*DIRECTIONS FOR THIS TASK*: Repeat the full listing, word for word.
----------------
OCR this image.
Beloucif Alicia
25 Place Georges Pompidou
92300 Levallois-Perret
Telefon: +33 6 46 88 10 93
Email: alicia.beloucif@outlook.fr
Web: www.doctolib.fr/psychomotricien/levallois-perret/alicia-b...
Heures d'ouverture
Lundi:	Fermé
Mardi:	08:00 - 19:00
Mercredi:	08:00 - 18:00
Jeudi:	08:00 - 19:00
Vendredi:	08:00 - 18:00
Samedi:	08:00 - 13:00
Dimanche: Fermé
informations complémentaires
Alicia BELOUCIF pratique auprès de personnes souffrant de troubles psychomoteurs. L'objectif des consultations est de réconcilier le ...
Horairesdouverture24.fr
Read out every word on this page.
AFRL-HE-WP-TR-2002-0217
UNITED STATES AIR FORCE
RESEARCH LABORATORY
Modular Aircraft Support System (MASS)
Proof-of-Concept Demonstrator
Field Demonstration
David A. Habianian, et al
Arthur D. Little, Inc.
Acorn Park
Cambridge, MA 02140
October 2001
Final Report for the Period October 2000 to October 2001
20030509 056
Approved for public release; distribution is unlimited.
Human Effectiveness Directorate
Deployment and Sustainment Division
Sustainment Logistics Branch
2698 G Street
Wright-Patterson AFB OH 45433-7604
----------------
*RESULT OF THE EXERCISE*:
OCR this image.
Beloucif Alicia
25 Place Georges Pompidou
92300 Levallois-Perret
Telefon: +33 6 46 88 10 93
Email: alicia.beloucif@outlook.fr
Web: www.doctolib.fr/psychomotricien/levallois-perret/alicia-b...
Heures d'ouverture
Lundi:	Fermé
Mardi:	08:00 - 19:00
Mercredi:	08:00 - 18:00
Jeudi:	08:00 - 19:00
Vendredi:	08:00 - 18:00
Samedi:	08:00 - 13:00
Dimanche: Fermé
informations complémentaires
Alicia BELOUCIF pratique auprès de personnes souffrant de troubles psychomoteurs. L'objectif des consultations est de réconcilier le ...
Horairesdouverture24.fr
Read out every word on this page.
AFRL-HE-WP-TR-2002-0217
UNITED STATES AIR FORCE
RESEARCH LABORATORY
Modular Aircraft Support System (MASS)
Proof-of-Concept Demonstrator
Field Demonstration
David A. Habianian, et al
Arthur D. Little, Inc.
Acorn Park
Cambridge, MA 02140
October 2001
Final Report for the Period October 2000 to October 2001
20030509 056
Approved for public release; distribution is unlimited.
Human Effectiveness Directorate
Deployment and Sustainment Division
Sustainment Logistics Branch
2698 G Street
Wright-Patterson AFB OH 45433-7604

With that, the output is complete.